* [DIRECTIONS FOR THIS TASK]: Could you copy, word for word, only the lines from the one containing "Give me the" through the last line of the records below, both included?

* [MATERIAL TO PROCESS]:

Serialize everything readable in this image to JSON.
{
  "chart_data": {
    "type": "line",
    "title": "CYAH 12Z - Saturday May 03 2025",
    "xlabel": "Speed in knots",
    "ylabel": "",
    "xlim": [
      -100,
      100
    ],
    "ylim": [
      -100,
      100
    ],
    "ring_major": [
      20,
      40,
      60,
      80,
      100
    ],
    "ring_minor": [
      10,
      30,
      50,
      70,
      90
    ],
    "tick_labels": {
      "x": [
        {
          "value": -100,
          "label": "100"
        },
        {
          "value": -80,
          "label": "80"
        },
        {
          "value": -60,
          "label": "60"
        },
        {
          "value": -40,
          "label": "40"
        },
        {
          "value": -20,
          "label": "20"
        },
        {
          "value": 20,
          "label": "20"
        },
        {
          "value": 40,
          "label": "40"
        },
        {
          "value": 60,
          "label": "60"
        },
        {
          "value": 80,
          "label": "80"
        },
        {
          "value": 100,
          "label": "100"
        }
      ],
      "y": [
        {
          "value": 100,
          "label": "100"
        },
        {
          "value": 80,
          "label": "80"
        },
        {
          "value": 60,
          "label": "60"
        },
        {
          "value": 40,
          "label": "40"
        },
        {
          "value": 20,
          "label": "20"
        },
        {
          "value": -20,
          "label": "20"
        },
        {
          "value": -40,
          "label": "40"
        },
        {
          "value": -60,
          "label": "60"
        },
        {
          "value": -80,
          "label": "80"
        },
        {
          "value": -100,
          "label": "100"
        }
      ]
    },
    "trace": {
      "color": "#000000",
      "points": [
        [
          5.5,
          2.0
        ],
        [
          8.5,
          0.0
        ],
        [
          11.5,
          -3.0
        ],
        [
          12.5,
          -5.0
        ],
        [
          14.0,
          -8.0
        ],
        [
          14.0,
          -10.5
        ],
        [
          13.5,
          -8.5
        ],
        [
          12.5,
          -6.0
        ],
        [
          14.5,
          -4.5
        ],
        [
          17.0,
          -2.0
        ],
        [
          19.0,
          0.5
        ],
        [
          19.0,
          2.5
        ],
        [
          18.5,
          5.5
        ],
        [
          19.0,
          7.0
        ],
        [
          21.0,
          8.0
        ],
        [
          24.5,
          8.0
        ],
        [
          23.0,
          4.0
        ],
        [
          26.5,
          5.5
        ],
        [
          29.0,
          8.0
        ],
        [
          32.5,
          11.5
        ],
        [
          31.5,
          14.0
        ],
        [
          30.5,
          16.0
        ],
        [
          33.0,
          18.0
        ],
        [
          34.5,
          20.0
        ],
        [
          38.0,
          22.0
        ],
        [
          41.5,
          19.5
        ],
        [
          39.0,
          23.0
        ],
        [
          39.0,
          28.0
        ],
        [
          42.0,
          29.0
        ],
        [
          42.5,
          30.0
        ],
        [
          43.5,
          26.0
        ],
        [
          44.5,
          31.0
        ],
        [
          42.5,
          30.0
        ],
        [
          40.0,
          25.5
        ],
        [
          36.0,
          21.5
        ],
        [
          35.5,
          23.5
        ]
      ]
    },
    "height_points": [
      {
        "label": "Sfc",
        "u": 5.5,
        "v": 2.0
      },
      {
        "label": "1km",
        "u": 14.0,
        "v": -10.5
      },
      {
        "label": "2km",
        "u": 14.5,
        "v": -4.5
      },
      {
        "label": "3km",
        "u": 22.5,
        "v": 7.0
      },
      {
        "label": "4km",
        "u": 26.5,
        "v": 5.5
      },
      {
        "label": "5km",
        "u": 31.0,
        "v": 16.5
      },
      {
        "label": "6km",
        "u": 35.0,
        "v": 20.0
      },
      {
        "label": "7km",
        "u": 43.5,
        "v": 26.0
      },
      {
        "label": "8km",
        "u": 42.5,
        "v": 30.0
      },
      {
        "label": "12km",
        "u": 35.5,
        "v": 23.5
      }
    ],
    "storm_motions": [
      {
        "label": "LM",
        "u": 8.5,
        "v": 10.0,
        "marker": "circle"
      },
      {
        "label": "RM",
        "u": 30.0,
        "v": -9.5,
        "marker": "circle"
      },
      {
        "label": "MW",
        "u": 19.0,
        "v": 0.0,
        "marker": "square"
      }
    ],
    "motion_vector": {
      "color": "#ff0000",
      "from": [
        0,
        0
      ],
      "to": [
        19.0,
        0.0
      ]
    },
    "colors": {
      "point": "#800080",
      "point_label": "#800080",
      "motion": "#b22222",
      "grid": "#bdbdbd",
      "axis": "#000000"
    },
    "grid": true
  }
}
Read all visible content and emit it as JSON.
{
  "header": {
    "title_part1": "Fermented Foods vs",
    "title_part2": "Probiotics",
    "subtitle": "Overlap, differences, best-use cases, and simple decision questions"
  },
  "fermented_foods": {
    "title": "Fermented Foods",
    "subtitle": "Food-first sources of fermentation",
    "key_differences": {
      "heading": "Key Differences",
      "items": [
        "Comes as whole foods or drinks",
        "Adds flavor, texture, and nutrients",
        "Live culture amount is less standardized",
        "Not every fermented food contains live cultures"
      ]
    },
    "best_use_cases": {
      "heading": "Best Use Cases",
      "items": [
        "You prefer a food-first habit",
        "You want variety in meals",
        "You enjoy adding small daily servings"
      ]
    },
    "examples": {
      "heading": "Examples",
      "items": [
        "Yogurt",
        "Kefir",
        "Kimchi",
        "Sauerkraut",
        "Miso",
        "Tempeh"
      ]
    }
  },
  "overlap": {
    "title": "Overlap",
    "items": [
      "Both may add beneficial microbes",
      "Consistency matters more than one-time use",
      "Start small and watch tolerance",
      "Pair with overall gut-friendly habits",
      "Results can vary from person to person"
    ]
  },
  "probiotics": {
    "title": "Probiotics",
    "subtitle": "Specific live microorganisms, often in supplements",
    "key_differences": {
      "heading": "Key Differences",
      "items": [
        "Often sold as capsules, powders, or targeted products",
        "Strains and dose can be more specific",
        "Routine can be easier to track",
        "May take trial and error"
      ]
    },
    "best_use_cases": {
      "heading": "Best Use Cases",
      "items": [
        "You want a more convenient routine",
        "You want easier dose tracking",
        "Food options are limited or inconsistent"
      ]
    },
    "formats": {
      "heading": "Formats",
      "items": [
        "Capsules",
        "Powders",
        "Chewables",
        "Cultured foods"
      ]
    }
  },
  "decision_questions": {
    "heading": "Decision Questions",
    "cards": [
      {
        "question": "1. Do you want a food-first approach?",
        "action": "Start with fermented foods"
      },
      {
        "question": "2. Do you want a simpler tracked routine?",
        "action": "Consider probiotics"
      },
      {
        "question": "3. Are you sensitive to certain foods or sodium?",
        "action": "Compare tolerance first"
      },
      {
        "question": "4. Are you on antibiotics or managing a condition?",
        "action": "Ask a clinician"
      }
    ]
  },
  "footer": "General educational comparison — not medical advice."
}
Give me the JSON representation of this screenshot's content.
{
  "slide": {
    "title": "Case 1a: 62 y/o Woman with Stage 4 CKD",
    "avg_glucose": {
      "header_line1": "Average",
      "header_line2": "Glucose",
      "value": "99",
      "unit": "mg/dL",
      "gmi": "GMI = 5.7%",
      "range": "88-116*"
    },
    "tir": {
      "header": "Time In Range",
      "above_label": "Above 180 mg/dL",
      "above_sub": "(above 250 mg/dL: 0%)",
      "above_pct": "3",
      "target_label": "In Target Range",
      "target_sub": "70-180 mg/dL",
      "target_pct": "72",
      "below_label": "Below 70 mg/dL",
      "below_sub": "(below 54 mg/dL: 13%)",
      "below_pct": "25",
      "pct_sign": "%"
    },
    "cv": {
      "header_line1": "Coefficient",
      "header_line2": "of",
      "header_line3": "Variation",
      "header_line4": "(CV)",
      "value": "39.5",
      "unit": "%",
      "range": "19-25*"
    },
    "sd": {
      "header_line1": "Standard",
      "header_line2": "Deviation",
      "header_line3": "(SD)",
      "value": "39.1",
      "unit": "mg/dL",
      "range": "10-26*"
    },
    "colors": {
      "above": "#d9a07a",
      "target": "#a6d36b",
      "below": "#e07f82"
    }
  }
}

* [REPLY TO THE TASK]:
Give me the JSON representation of this screenshot's content.
{
  "slide": {
    "title": "Case 1a: 62 y/o Woman with Stage 4 CKD",
    "avg_glucose": {
      "header_line1": "Average",
      "header_line2": "Glucose",
      "value": "99",
      "unit": "mg/dL",
      "gmi": "GMI = 5.7%",
      "range": "88-116*"
    },
    "tir": {
      "header": "Time In Range",
      "above_label": "Above 180 mg/dL",
      "above_sub": "(above 250 mg/dL: 0%)",
      "above_pct": "3",
      "target_label": "In Target Range",
      "target_sub": "70-180 mg/dL",
      "target_pct": "72",
      "below_label": "Below 70 mg/dL",
      "below_sub": "(below 54 mg/dL: 13%)",
      "below_pct": "25",
      "pct_sign": "%"
    },
    "cv": {
      "header_line1": "Coefficient",
      "header_line2": "of",
      "header_line3": "Variation",
      "header_line4": "(CV)",
      "value": "39.5",
      "unit": "%",
      "range": "19-25*"
    },
    "sd": {
      "header_line1": "Standard",
      "header_line2": "Deviation",
      "header_line3": "(SD)",
      "value": "39.1",
      "unit": "mg/dL",
      "range": "10-26*"
    },
    "colors": {
      "above": "#d9a07a",
      "target": "#a6d36b",
      "below": "#e07f82"
    }
  }
}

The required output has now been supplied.